Provided data:
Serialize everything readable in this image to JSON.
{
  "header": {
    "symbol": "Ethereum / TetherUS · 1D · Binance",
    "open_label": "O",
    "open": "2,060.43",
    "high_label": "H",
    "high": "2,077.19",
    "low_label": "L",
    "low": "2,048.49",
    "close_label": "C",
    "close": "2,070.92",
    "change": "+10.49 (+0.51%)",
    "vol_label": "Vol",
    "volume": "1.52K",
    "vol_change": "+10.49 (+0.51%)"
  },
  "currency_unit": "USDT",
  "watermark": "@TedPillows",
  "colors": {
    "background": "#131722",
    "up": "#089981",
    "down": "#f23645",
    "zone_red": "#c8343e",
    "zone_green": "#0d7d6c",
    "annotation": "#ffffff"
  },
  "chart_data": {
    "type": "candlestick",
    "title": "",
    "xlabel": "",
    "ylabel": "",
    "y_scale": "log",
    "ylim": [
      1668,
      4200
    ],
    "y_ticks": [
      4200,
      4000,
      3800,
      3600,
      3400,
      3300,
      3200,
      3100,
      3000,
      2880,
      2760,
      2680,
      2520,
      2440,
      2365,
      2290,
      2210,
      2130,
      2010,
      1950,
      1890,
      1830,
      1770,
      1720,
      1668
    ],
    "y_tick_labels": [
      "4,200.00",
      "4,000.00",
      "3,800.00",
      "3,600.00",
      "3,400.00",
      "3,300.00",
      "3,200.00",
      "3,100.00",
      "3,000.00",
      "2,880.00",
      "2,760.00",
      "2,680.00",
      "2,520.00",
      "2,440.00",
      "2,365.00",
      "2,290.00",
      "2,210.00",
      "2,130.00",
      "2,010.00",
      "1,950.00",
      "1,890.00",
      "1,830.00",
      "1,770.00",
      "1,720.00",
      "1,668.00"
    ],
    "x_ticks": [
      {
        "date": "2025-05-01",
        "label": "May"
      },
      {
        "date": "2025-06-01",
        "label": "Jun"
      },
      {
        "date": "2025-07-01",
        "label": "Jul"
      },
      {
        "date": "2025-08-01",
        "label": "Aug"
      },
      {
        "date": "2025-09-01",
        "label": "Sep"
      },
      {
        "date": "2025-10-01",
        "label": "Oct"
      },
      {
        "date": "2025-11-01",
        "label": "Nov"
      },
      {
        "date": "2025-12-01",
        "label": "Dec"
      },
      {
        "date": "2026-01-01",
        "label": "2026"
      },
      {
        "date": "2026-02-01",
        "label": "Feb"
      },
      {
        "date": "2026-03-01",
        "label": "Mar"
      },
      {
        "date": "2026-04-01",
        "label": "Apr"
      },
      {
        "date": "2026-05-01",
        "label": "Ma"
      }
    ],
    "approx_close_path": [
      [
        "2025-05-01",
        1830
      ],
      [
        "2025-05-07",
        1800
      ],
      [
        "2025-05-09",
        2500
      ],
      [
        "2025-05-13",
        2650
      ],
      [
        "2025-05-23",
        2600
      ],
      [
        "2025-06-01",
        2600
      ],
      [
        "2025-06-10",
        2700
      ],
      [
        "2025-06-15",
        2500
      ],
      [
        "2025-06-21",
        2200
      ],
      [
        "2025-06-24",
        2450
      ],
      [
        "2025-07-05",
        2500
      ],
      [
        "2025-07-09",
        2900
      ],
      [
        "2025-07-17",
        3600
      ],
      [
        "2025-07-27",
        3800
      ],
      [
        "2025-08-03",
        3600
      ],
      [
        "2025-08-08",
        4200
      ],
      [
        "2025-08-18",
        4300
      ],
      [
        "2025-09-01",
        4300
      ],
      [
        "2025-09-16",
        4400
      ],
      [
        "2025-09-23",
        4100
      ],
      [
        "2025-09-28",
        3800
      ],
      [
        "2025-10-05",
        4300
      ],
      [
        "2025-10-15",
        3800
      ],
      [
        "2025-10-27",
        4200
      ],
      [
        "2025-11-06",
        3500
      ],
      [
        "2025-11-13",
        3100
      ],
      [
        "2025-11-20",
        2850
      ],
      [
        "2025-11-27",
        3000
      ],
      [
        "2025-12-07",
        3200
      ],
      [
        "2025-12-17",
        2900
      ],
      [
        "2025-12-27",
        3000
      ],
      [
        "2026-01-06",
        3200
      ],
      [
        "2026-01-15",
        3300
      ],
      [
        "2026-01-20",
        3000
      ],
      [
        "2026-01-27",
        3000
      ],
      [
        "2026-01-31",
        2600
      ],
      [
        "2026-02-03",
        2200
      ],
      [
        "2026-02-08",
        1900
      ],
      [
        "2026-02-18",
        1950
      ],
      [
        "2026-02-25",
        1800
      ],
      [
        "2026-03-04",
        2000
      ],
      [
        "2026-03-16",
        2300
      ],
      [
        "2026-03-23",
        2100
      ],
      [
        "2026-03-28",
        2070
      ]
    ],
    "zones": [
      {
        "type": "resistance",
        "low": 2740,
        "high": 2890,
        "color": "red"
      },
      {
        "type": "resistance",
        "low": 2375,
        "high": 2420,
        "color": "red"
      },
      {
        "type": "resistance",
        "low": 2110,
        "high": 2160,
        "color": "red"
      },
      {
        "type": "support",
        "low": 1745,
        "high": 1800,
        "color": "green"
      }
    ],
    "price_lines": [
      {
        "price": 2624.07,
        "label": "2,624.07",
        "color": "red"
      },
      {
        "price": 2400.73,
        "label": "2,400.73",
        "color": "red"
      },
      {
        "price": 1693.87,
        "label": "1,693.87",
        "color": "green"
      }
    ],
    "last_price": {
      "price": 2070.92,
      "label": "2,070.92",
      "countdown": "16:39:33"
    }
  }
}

The request: Your task is to transcribe the material exactly.

Reply:
Serialize everything readable in this image to JSON.
{
  "header": {
    "symbol": "Ethereum / TetherUS · 1D · Binance",
    "open_label": "O",
    "open": "2,060.43",
    "high_label": "H",
    "high": "2,077.19",
    "low_label": "L",
    "low": "2,048.49",
    "close_label": "C",
    "close": "2,070.92",
    "change": "+10.49 (+0.51%)",
    "vol_label": "Vol",
    "volume": "1.52K",
    "vol_change": "+10.49 (+0.51%)"
  },
  "currency_unit": "USDT",
  "watermark": "@TedPillows",
  "colors": {
    "background": "#131722",
    "up": "#089981",
    "down": "#f23645",
    "zone_red": "#c8343e",
    "zone_green": "#0d7d6c",
    "annotation": "#ffffff"
  },
  "chart_data": {
    "type": "candlestick",
    "title": "",
    "xlabel": "",
    "ylabel": "",
    "y_scale": "log",
    "ylim": [
      1668,
      4200
    ],
    "y_ticks": [
      4200,
      4000,
      3800,
      3600,
      3400,
      3300,
      3200,
      3100,
      3000,
      2880,
      2760,
      2680,
      2520,
      2440,
      2365,
      2290,
      2210,
      2130,
      2010,
      1950,
      1890,
      1830,
      1770,
      1720,
      1668
    ],
    "y_tick_labels": [
      "4,200.00",
      "4,000.00",
      "3,800.00",
      "3,600.00",
      "3,400.00",
      "3,300.00",
      "3,200.00",
      "3,100.00",
      "3,000.00",
      "2,880.00",
      "2,760.00",
      "2,680.00",
      "2,520.00",
      "2,440.00",
      "2,365.00",
      "2,290.00",
      "2,210.00",
      "2,130.00",
      "2,010.00",
      "1,950.00",
      "1,890.00",
      "1,830.00",
      "1,770.00",
      "1,720.00",
      "1,668.00"
    ],
    "x_ticks": [
      {
        "date": "2025-05-01",
        "label": "May"
      },
      {
        "date": "2025-06-01",
        "label": "Jun"
      },
      {
        "date": "2025-07-01",
        "label": "Jul"
      },
      {
        "date": "2025-08-01",
        "label": "Aug"
      },
      {
        "date": "2025-09-01",
        "label": "Sep"
      },
      {
        "date": "2025-10-01",
        "label": "Oct"
      },
      {
        "date": "2025-11-01",
        "label": "Nov"
      },
      {
        "date": "2025-12-01",
        "label": "Dec"
      },
      {
        "date": "2026-01-01",
        "label": "2026"
      },
      {
        "date": "2026-02-01",
        "label": "Feb"
      },
      {
        "date": "2026-03-01",
        "label": "Mar"
      },
      {
        "date": "2026-04-01",
        "label": "Apr"
      },
      {
        "date": "2026-05-01",
        "label": "Ma"
      }
    ],
    "approx_close_path": [
      [
        "2025-05-01",
        1830
      ],
      [
        "2025-05-07",
        1800
      ],
      [
        "2025-05-09",
        2500
      ],
      [
        "2025-05-13",
        2650
      ],
      [
        "2025-05-23",
        2600
      ],
      [
        "2025-06-01",
        2600
      ],
      [
        "2025-06-10",
        2700
      ],
      [
        "2025-06-15",
        2500
      ],
      [
        "2025-06-21",
        2200
      ],
      [
        "2025-06-24",
        2450
      ],
      [
        "2025-07-05",
        2500
      ],
      [
        "2025-07-09",
        2900
      ],
      [
        "2025-07-17",
        3600
      ],
      [
        "2025-07-27",
        3800
      ],
      [
        "2025-08-03",
        3600
      ],
      [
        "2025-08-08",
        4200
      ],
      [
        "2025-08-18",
        4300
      ],
      [
        "2025-09-01",
        4300
      ],
      [
        "2025-09-16",
        4400
      ],
      [
        "2025-09-23",
        4100
      ],
      [
        "2025-09-28",
        3800
      ],
      [
        "2025-10-05",
        4300
      ],
      [
        "2025-10-15",
        3800
      ],
      [
        "2025-10-27",
        4200
      ],
      [
        "2025-11-06",
        3500
      ],
      [
        "2025-11-13",
        3100
      ],
      [
        "2025-11-20",
        2850
      ],
      [
        "2025-11-27",
        3000
      ],
      [
        "2025-12-07",
        3200
      ],
      [
        "2025-12-17",
        2900
      ],
      [
        "2025-12-27",
        3000
      ],
      [
        "2026-01-06",
        3200
      ],
      [
        "2026-01-15",
        3300
      ],
      [
        "2026-01-20",
        3000
      ],
      [
        "2026-01-27",
        3000
      ],
      [
        "2026-01-31",
        2600
      ],
      [
        "2026-02-03",
        2200
      ],
      [
        "2026-02-08",
        1900
      ],
      [
        "2026-02-18",
        1950
      ],
      [
        "2026-02-25",
        1800
      ],
      [
        "2026-03-04",
        2000
      ],
      [
        "2026-03-16",
        2300
      ],
      [
        "2026-03-23",
        2100
      ],
      [
        "2026-03-28",
        2070
      ]
    ],
    "zones": [
      {
        "type": "resistance",
        "low": 2740,
        "high": 2890,
        "color": "red"
      },
      {
        "type": "resistance",
        "low": 2375,
        "high": 2420,
        "color": "red"
      },
      {
        "type": "resistance",
        "low": 2110,
        "high": 2160,
        "color": "red"
      },
      {
        "type": "support",
        "low": 1745,
        "high": 1800,
        "color": "green"
      }
    ],
    "price_lines": [
      {
        "price": 2624.07,
        "label": "2,624.07",
        "color": "red"
      },
      {
        "price": 2400.73,
        "label": "2,400.73",
        "color": "red"
      },
      {
        "price": 1693.87,
        "label": "1,693.87",
        "color": "green"
      }
    ],
    "last_price": {
      "price": 2070.92,
      "label": "2,070.92",
      "countdown": "16:39:33"
    }
  }
}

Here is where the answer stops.